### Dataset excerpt
## Begin
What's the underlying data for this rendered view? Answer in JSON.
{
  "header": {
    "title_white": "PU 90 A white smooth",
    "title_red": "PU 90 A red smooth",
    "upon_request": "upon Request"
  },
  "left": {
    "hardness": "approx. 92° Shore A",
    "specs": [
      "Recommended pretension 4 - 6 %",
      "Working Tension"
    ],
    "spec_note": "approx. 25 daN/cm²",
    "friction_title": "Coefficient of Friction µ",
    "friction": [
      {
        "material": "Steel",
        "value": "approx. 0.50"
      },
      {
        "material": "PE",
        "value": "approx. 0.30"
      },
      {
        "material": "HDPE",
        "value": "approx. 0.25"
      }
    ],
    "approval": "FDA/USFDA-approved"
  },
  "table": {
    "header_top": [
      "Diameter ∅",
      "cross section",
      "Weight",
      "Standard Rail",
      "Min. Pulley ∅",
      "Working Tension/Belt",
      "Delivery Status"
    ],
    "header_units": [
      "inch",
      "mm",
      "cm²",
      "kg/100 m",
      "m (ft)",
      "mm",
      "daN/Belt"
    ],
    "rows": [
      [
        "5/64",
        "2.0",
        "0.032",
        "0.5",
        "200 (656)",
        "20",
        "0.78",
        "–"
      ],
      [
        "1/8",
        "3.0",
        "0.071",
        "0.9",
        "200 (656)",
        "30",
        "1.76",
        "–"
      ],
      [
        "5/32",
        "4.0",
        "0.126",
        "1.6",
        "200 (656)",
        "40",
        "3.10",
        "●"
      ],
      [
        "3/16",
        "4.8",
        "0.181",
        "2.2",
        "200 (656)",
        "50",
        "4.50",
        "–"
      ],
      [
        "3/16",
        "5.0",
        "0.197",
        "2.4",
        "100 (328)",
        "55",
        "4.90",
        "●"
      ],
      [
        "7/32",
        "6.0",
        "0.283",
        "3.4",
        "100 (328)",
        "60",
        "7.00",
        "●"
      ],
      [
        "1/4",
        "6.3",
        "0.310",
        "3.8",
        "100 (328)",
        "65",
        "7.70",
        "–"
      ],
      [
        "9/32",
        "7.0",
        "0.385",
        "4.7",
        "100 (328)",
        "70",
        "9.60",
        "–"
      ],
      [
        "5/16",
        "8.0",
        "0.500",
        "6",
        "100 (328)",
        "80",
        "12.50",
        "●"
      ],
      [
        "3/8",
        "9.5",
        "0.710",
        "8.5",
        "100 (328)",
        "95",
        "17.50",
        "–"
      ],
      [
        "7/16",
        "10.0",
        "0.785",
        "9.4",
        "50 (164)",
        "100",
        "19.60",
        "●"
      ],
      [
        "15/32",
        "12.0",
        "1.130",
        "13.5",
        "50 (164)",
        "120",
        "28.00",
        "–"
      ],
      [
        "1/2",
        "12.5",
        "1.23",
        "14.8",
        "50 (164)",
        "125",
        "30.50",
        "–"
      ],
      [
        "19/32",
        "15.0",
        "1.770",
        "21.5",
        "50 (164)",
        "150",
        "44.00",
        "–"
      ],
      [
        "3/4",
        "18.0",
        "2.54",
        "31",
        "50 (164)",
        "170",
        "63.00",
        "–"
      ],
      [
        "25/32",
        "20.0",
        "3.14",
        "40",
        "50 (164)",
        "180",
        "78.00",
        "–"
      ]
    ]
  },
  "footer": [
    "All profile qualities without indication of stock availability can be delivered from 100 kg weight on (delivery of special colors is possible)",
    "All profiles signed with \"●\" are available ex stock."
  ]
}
## End
### EXERCISE BRIEF
Scan the material for lines with the word "smooth", and copy each line you find.

### RESPONSE FOR THIS EXERCISE
    "title_white": "PU 90 A white smooth",
    "title_red": "PU 90 A red smooth",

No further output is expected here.